[WHAT TO DO]: Pick out the lines in the listing below that contain the word "ylabel" and copy them.

[PROVIDED RECORDS]:
□ □ □ □ □

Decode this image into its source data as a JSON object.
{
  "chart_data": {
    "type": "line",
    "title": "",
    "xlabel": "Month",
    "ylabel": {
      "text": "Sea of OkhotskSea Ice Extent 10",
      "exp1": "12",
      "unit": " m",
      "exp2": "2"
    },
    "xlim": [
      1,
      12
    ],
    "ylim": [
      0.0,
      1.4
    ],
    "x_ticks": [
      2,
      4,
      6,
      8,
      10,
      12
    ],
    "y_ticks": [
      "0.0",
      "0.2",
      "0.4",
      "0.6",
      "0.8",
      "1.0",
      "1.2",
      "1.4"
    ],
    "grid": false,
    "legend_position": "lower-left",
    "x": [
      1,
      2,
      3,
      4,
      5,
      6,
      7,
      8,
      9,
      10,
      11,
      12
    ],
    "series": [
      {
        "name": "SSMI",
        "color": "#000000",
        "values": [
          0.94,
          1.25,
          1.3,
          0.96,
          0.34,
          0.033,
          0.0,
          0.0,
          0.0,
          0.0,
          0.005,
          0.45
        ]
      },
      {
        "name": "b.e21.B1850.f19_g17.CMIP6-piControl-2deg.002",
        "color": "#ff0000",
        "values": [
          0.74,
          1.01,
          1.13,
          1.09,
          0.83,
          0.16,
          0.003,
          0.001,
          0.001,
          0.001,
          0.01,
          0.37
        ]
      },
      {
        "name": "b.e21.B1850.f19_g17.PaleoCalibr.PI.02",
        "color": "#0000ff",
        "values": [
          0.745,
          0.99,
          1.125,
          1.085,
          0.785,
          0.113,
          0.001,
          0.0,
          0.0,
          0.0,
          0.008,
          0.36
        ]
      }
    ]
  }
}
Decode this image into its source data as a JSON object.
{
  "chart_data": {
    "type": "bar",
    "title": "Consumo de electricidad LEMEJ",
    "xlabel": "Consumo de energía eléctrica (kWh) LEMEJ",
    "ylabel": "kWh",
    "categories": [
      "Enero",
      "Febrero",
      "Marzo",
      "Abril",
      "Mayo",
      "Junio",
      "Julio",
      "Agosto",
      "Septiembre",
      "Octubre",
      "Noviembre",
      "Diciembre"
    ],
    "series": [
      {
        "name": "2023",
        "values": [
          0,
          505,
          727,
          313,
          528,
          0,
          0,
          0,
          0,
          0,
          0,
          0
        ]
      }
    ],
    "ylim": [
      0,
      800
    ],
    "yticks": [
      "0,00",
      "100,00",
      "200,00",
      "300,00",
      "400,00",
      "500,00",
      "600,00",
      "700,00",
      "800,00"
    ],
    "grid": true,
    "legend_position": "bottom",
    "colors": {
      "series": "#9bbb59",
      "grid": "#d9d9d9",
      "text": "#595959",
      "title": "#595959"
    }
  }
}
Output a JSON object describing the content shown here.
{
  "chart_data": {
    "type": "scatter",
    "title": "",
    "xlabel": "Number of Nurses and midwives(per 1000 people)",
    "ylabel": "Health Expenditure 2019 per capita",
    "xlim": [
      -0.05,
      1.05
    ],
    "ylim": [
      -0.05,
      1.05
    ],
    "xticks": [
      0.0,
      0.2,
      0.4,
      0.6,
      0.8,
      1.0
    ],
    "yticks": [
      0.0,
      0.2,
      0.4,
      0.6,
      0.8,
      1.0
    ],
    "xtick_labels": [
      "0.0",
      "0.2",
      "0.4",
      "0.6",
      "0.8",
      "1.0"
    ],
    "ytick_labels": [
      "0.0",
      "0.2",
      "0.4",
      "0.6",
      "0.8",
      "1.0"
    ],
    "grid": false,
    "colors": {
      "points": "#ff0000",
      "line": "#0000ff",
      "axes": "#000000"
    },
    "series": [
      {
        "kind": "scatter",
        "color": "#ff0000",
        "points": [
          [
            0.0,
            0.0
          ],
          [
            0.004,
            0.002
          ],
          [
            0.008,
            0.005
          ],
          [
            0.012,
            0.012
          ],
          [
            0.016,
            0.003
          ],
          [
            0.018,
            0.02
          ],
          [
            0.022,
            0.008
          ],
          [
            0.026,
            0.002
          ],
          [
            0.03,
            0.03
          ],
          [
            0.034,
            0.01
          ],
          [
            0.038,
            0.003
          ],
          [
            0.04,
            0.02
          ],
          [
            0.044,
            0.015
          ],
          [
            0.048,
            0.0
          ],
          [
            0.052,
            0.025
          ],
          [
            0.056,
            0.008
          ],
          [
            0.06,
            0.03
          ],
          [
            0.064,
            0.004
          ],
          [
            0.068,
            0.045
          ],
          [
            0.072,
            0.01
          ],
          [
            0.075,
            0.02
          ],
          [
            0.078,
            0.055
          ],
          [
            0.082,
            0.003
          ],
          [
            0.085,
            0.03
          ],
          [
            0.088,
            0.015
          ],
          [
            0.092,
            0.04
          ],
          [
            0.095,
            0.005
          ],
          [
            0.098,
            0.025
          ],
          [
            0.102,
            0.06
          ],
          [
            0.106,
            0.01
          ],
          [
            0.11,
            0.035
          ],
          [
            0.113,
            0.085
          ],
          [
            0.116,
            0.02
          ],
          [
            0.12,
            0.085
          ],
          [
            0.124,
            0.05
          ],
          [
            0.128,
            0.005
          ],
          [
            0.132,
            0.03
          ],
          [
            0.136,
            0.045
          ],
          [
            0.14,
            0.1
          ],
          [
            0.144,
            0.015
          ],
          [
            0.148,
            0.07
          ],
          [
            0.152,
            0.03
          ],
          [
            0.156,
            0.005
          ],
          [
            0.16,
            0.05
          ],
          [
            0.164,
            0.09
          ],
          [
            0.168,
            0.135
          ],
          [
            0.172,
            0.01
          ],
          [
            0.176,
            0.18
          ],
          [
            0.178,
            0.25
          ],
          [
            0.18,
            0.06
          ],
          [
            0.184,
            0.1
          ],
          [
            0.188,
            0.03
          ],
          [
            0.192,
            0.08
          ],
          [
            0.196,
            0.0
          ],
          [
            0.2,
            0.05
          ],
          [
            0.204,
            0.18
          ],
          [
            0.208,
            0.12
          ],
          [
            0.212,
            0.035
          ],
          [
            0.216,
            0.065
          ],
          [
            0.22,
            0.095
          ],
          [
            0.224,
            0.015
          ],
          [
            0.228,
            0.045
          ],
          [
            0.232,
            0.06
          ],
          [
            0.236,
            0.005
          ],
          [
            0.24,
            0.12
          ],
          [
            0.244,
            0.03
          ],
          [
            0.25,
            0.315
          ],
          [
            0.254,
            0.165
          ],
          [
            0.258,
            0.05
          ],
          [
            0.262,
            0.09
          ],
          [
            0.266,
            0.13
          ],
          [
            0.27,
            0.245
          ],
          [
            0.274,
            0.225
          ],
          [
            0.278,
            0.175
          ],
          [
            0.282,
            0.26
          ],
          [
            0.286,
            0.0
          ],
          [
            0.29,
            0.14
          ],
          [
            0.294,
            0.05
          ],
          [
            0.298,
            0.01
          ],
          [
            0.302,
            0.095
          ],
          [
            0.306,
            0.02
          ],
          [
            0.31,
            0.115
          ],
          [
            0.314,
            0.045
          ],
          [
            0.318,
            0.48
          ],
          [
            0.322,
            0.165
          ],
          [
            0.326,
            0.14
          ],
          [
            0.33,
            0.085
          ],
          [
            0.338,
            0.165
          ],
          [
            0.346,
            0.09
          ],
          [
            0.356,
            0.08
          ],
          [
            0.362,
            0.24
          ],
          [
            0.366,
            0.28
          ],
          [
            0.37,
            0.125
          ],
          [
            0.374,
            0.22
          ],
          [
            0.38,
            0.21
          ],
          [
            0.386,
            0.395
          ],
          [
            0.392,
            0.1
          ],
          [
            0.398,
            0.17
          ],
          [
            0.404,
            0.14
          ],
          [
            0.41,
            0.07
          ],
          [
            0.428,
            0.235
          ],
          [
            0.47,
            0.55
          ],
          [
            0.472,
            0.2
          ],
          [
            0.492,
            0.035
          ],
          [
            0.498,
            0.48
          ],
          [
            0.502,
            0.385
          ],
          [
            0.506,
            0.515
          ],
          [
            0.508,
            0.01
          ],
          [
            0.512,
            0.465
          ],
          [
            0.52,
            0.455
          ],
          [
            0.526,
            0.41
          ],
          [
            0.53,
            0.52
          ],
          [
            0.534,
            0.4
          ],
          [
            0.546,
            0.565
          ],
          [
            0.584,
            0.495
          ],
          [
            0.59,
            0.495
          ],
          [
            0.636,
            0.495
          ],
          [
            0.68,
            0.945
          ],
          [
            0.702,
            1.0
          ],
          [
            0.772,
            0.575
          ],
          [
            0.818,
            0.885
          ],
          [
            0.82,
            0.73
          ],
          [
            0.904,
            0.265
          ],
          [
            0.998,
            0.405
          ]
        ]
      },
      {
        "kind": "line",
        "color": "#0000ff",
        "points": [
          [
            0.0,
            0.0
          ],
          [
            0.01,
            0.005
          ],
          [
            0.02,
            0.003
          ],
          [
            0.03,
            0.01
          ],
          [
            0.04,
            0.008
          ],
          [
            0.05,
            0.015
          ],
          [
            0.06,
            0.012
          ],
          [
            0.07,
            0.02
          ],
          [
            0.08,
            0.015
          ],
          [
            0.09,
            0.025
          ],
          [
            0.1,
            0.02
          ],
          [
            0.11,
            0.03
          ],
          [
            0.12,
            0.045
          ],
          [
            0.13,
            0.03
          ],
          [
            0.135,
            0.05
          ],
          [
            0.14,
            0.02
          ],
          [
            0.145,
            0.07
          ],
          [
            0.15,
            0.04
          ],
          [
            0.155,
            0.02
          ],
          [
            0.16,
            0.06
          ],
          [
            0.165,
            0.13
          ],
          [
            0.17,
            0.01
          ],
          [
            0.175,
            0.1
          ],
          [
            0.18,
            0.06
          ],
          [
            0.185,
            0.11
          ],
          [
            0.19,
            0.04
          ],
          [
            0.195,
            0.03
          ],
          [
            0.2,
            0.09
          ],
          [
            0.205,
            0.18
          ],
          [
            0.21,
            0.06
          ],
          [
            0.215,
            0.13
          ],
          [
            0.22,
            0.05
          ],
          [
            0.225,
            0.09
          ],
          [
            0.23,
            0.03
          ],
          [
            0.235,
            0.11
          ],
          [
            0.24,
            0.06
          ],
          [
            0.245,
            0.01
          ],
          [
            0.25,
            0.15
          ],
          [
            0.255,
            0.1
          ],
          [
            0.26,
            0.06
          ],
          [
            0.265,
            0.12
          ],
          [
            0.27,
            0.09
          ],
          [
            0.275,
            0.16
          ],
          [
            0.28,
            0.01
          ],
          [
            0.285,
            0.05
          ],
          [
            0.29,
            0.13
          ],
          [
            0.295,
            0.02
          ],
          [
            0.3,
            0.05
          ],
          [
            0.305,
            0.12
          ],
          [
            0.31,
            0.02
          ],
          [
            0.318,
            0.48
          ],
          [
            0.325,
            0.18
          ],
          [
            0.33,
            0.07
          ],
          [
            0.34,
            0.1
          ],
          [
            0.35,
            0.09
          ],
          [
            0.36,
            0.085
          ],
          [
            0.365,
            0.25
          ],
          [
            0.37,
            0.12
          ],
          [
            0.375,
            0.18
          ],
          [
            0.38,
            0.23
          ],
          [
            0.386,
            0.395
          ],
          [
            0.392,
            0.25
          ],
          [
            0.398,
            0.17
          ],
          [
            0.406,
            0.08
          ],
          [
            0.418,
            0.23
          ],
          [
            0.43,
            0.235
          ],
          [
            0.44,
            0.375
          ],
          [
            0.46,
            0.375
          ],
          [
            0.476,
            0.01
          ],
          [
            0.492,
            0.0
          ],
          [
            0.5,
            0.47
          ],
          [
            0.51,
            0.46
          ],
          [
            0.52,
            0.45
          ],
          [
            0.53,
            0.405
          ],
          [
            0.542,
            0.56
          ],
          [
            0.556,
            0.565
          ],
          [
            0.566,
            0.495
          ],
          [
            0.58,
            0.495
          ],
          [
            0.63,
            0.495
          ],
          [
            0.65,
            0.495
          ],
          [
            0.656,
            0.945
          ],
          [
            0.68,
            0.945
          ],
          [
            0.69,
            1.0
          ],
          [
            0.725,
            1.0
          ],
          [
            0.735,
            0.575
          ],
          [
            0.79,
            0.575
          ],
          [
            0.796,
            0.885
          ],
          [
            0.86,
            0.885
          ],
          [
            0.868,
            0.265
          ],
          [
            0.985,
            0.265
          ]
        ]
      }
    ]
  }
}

□ □ □ □ □

[RESPONSE TO THIS EXERCISE]:
    "ylabel": {
    "ylabel": "kWh",
    "ylabel": "Health Expenditure 2019 per capita",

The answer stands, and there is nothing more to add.